# Task brief
Return all of the entries exactly, with nothing added or left out.

--- start of Extracted data ---

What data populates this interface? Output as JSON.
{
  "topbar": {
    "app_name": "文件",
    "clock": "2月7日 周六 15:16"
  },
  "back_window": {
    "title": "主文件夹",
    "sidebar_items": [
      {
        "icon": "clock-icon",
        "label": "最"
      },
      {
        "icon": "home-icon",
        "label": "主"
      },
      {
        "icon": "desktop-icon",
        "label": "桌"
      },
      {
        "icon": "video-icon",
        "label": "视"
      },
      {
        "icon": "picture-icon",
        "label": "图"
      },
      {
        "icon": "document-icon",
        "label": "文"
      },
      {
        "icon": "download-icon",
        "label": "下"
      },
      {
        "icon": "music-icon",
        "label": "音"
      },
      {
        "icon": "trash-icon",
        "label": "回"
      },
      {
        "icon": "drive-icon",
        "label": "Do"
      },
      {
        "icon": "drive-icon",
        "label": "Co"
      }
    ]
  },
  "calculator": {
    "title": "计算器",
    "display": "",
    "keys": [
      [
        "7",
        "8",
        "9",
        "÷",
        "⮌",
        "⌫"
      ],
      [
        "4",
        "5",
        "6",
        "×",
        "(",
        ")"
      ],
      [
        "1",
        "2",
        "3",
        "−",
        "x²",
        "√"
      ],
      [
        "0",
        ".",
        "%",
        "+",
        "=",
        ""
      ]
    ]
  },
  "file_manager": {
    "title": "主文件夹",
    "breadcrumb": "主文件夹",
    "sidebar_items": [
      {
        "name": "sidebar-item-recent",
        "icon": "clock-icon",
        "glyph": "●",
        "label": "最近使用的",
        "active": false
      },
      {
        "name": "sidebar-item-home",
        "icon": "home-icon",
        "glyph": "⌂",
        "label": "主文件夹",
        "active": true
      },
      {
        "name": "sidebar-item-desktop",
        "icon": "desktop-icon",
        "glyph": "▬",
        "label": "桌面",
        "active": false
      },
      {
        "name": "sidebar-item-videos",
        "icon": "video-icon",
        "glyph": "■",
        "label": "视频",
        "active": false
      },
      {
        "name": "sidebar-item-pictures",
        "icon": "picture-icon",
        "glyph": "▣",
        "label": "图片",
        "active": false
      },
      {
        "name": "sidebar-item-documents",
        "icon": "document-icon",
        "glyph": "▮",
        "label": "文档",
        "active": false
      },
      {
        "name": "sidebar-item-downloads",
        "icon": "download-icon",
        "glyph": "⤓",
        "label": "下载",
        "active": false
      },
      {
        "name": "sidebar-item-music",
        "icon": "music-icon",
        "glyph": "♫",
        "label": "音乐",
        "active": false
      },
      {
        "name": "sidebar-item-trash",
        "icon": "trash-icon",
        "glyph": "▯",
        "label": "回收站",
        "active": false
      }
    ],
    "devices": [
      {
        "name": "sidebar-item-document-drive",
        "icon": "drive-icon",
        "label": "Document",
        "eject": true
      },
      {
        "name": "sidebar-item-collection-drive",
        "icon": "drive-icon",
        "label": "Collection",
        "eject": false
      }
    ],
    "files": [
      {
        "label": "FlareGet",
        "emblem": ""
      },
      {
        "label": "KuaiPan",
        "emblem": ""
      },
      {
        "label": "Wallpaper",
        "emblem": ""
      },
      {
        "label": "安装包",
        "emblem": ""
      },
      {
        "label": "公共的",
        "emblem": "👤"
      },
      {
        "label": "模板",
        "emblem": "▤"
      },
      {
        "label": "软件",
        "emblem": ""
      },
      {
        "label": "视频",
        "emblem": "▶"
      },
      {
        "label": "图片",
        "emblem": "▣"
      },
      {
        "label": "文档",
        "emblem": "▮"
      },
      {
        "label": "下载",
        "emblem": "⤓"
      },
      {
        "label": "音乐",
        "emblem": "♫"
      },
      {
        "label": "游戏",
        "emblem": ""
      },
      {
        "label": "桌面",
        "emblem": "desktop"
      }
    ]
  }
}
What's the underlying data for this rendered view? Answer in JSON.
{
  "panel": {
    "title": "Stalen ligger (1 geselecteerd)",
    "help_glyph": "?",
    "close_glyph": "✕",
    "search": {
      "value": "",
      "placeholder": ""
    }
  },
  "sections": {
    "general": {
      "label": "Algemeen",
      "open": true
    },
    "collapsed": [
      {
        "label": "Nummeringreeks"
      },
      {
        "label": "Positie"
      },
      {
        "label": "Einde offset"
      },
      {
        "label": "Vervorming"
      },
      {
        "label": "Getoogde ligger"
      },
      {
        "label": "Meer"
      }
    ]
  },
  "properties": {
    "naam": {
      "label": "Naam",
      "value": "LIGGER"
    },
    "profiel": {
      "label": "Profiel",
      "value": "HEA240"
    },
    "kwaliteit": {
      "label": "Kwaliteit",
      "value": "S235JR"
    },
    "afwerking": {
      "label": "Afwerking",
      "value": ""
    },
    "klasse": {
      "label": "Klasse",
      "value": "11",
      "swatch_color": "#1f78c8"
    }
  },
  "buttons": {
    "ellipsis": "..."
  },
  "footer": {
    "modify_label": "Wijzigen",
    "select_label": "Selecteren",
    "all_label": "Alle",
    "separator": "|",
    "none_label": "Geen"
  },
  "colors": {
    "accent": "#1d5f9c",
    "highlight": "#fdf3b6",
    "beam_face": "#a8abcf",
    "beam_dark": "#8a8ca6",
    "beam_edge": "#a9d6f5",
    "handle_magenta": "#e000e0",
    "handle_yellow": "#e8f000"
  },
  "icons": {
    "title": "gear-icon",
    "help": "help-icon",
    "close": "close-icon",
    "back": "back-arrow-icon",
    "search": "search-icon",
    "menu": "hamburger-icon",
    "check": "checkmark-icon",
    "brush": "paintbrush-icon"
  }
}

--- end of Extracted data ---

# Correct answer
What data populates this interface? Output as JSON.
{
  "topbar": {
    "app_name": "文件",
    "clock": "2月7日 周六 15:16"
  },
  "back_window": {
    "title": "主文件夹",
    "sidebar_items": [
      {
        "icon": "clock-icon",
        "label": "最"
      },
      {
        "icon": "home-icon",
        "label": "主"
      },
      {
        "icon": "desktop-icon",
        "label": "桌"
      },
      {
        "icon": "video-icon",
        "label": "视"
      },
      {
        "icon": "picture-icon",
        "label": "图"
      },
      {
        "icon": "document-icon",
        "label": "文"
      },
      {
        "icon": "download-icon",
        "label": "下"
      },
      {
        "icon": "music-icon",
        "label": "音"
      },
      {
        "icon": "trash-icon",
        "label": "回"
      },
      {
        "icon": "drive-icon",
        "label": "Do"
      },
      {
        "icon": "drive-icon",
        "label": "Co"
      }
    ]
  },
  "calculator": {
    "title": "计算器",
    "display": "",
    "keys": [
      [
        "7",
        "8",
        "9",
        "÷",
        "⮌",
        "⌫"
      ],
      [
        "4",
        "5",
        "6",
        "×",
        "(",
        ")"
      ],
      [
        "1",
        "2",
        "3",
        "−",
        "x²",
        "√"
      ],
      [
        "0",
        ".",
        "%",
        "+",
        "=",
        ""
      ]
    ]
  },
  "file_manager": {
    "title": "主文件夹",
    "breadcrumb": "主文件夹",
    "sidebar_items": [
      {
        "name": "sidebar-item-recent",
        "icon": "clock-icon",
        "glyph": "●",
        "label": "最近使用的",
        "active": false
      },
      {
        "name": "sidebar-item-home",
        "icon": "home-icon",
        "glyph": "⌂",
        "label": "主文件夹",
        "active": true
      },
      {
        "name": "sidebar-item-desktop",
        "icon": "desktop-icon",
        "glyph": "▬",
        "label": "桌面",
        "active": false
      },
      {
        "name": "sidebar-item-videos",
        "icon": "video-icon",
        "glyph": "■",
        "label": "视频",
        "active": false
      },
      {
        "name": "sidebar-item-pictures",
        "icon": "picture-icon",
        "glyph": "▣",
        "label": "图片",
        "active": false
      },
      {
        "name": "sidebar-item-documents",
        "icon": "document-icon",
        "glyph": "▮",
        "label": "文档",
        "active": false
      },
      {
        "name": "sidebar-item-downloads",
        "icon": "download-icon",
        "glyph": "⤓",
        "label": "下载",
        "active": false
      },
      {
        "name": "sidebar-item-music",
        "icon": "music-icon",
        "glyph": "♫",
        "label": "音乐",
        "active": false
      },
      {
        "name": "sidebar-item-trash",
        "icon": "trash-icon",
        "glyph": "▯",
        "label": "回收站",
        "active": false
      }
    ],
    "devices": [
      {
        "name": "sidebar-item-document-drive",
        "icon": "drive-icon",
        "label": "Document",
        "eject": true
      },
      {
        "name": "sidebar-item-collection-drive",
        "icon": "drive-icon",
        "label": "Collection",
        "eject": false
      }
    ],
    "files": [
      {
        "label": "FlareGet",
        "emblem": ""
      },
      {
        "label": "KuaiPan",
        "emblem": ""
      },
      {
        "label": "Wallpaper",
        "emblem": ""
      },
      {
        "label": "安装包",
        "emblem": ""
      },
      {
        "label": "公共的",
        "emblem": "👤"
      },
      {
        "label": "模板",
        "emblem": "▤"
      },
      {
        "label": "软件",
        "emblem": ""
      },
      {
        "label": "视频",
        "emblem": "▶"
      },
      {
        "label": "图片",
        "emblem": "▣"
      },
      {
        "label": "文档",
        "emblem": "▮"
      },
      {
        "label": "下载",
        "emblem": "⤓"
      },
      {
        "label": "音乐",
        "emblem": "♫"
      },
      {
        "label": "游戏",
        "emblem": ""
      },
      {
        "label": "桌面",
        "emblem": "desktop"
      }
    ]
  }
}
What's the underlying data for this rendered view? Answer in JSON.
{
  "panel": {
    "title": "Stalen ligger (1 geselecteerd)",
    "help_glyph": "?",
    "close_glyph": "✕",
    "search": {
      "value": "",
      "placeholder": ""
    }
  },
  "sections": {
    "general": {
      "label": "Algemeen",
      "open": true
    },
    "collapsed": [
      {
        "label": "Nummeringreeks"
      },
      {
        "label": "Positie"
      },
      {
        "label": "Einde offset"
      },
      {
        "label": "Vervorming"
      },
      {
        "label": "Getoogde ligger"
      },
      {
        "label": "Meer"
      }
    ]
  },
  "properties": {
    "naam": {
      "label": "Naam",
      "value": "LIGGER"
    },
    "profiel": {
      "label": "Profiel",
      "value": "HEA240"
    },
    "kwaliteit": {
      "label": "Kwaliteit",
      "value": "S235JR"
    },
    "afwerking": {
      "label": "Afwerking",
      "value": ""
    },
    "klasse": {
      "label": "Klasse",
      "value": "11",
      "swatch_color": "#1f78c8"
    }
  },
  "buttons": {
    "ellipsis": "..."
  },
  "footer": {
    "modify_label": "Wijzigen",
    "select_label": "Selecteren",
    "all_label": "Alle",
    "separator": "|",
    "none_label": "Geen"
  },
  "colors": {
    "accent": "#1d5f9c",
    "highlight": "#fdf3b6",
    "beam_face": "#a8abcf",
    "beam_dark": "#8a8ca6",
    "beam_edge": "#a9d6f5",
    "handle_magenta": "#e000e0",
    "handle_yellow": "#e8f000"
  },
  "icons": {
    "title": "gear-icon",
    "help": "help-icon",
    "close": "close-icon",
    "back": "back-arrow-icon",
    "search": "search-icon",
    "menu": "hamburger-icon",
    "check": "checkmark-icon",
    "brush": "paintbrush-icon"
  }
}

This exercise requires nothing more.